Data items:

————

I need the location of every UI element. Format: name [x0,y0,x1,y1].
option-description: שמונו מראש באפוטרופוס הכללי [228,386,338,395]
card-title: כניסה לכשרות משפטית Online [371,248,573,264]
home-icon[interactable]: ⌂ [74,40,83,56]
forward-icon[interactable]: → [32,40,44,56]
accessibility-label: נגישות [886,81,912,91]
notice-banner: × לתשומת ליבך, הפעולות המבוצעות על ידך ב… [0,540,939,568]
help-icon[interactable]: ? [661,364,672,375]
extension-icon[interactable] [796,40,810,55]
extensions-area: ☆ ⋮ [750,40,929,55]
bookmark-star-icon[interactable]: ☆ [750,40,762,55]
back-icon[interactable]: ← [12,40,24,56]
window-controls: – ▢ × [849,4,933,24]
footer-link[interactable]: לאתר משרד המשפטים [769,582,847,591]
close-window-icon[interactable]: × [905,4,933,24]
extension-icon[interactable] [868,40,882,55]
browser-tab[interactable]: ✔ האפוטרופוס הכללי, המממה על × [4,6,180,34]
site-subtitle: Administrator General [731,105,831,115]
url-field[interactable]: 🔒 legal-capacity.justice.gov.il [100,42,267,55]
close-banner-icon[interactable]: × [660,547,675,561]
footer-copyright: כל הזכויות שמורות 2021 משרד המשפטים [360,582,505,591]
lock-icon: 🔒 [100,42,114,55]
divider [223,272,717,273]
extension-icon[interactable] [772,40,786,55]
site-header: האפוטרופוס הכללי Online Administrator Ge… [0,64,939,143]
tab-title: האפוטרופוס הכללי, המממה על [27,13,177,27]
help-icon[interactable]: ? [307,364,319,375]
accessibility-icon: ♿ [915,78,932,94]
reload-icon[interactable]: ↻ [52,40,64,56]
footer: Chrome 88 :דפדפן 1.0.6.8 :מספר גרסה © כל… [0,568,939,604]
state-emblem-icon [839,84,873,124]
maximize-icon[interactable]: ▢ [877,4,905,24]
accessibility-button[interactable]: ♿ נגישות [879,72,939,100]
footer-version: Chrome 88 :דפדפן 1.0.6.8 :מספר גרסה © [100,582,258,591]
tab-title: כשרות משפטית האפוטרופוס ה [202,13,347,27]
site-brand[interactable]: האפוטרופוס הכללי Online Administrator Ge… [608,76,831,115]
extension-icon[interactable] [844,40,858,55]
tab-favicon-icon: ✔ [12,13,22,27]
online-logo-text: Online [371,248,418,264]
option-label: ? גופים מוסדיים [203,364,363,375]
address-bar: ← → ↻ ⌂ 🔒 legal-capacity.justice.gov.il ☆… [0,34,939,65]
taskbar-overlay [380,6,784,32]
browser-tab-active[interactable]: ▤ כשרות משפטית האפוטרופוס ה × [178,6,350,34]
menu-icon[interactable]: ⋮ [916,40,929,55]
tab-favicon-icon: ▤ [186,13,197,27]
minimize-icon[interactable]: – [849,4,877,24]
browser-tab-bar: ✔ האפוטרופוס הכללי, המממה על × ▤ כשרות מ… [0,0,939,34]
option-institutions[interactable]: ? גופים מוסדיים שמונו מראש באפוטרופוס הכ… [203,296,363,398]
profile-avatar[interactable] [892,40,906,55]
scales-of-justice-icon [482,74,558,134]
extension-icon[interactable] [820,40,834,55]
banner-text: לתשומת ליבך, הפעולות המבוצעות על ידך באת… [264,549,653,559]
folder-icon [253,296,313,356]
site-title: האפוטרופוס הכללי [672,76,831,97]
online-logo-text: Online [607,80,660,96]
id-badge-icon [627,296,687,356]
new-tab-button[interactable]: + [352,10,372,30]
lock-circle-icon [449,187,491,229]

————

▸ **Your instructions**
Rewrite each line of the material above as an item in a numbered list, and leave out any blank lines.

▸ **Exercise response**
1. I need the location of every UI element. Format: name [x0,y0,x1,y1].
2. option-description: שמונו מראש באפוטרופוס הכללי [228,386,338,395]
3. card-title: כניסה לכשרות משפטית Online [371,248,573,264]
4. home-icon[interactable]: ⌂ [74,40,83,56]
5. forward-icon[interactable]: → [32,40,44,56]
6. accessibility-label: נגישות [886,81,912,91]
7. notice-banner: × לתשומת ליבך, הפעולות המבוצעות על ידך ב… [0,540,939,568]
8. help-icon[interactable]: ? [661,364,672,375]
9. extension-icon[interactable] [796,40,810,55]
10. extensions-area: ☆ ⋮ [750,40,929,55]
11. bookmark-star-icon[interactable]: ☆ [750,40,762,55]
12. back-icon[interactable]: ← [12,40,24,56]
13. window-controls: – ▢ × [849,4,933,24]
14. footer-link[interactable]: לאתר משרד המשפטים [769,582,847,591]
15. close-window-icon[interactable]: × [905,4,933,24]
16. extension-icon[interactable] [868,40,882,55]
17. browser-tab[interactable]: ✔ האפוטרופוס הכללי, המממה על × [4,6,180,34]
18. site-subtitle: Administrator General [731,105,831,115]
19. url-field[interactable]: 🔒 legal-capacity.justice.gov.il [100,42,267,55]
20. close-banner-icon[interactable]: × [660,547,675,561]
21. footer-copyright: כל הזכויות שמורות 2021 משרד המשפטים [360,582,505,591]
22. lock-icon: 🔒 [100,42,114,55]
23. divider [223,272,717,273]
24. extension-icon[interactable] [772,40,786,55]
25. site-header: האפוטרופוס הכללי Online Administrator Ge… [0,64,939,143]
26. tab-title: האפוטרופוס הכללי, המממה על [27,13,177,27]
27. help-icon[interactable]: ? [307,364,319,375]
28. accessibility-icon: ♿ [915,78,932,94]
29. reload-icon[interactable]: ↻ [52,40,64,56]
30. footer: Chrome 88 :דפדפן 1.0.6.8 :מספר גרסה © כל… [0,568,939,604]
31. state-emblem-icon [839,84,873,124]
32. maximize-icon[interactable]: ▢ [877,4,905,24]
33. accessibility-button[interactable]: ♿ נגישות [879,72,939,100]
34. footer-version: Chrome 88 :דפדפן 1.0.6.8 :מספר גרסה © [100,582,258,591]
35. tab-title: כשרות משפטית האפוטרופוס ה [202,13,347,27]
36. site-brand[interactable]: האפוטרופוס הכללי Online Administrator Ge… [608,76,831,115]
37. extension-icon[interactable] [844,40,858,55]
38. tab-favicon-icon: ✔ [12,13,22,27]
39. online-logo-text: Online [371,248,418,264]
40. option-label: ? גופים מוסדיים [203,364,363,375]
41. address-bar: ← → ↻ ⌂ 🔒 legal-capacity.justice.gov.il ☆… [0,34,939,65]
42. taskbar-overlay [380,6,784,32]
43. browser-tab-active[interactable]: ▤ כשרות משפטית האפוטרופוס ה × [178,6,350,34]
44. menu-icon[interactable]: ⋮ [916,40,929,55]
45. tab-favicon-icon: ▤ [186,13,197,27]
46. minimize-icon[interactable]: – [849,4,877,24]
47. browser-tab-bar: ✔ האפוטרופוס הכללי, המממה על × ▤ כשרות מ… [0,0,939,34]
48. option-institutions[interactable]: ? גופים מוסדיים שמונו מראש באפוטרופוס הכ… [203,296,363,398]
49. profile-avatar[interactable] [892,40,906,55]
50. scales-of-justice-icon [482,74,558,134]
51. extension-icon[interactable] [820,40,834,55]
52. banner-text: לתשומת ליבך, הפעולות המבוצעות על ידך באת… [264,549,653,559]
53. folder-icon [253,296,313,356]
54. site-title: האפוטרופוס הכללי [672,76,831,97]
55. online-logo-text: Online [607,80,660,96]
56. id-badge-icon [627,296,687,356]
57. new-tab-button[interactable]: + [352,10,372,30]
58. lock-circle-icon [449,187,491,229]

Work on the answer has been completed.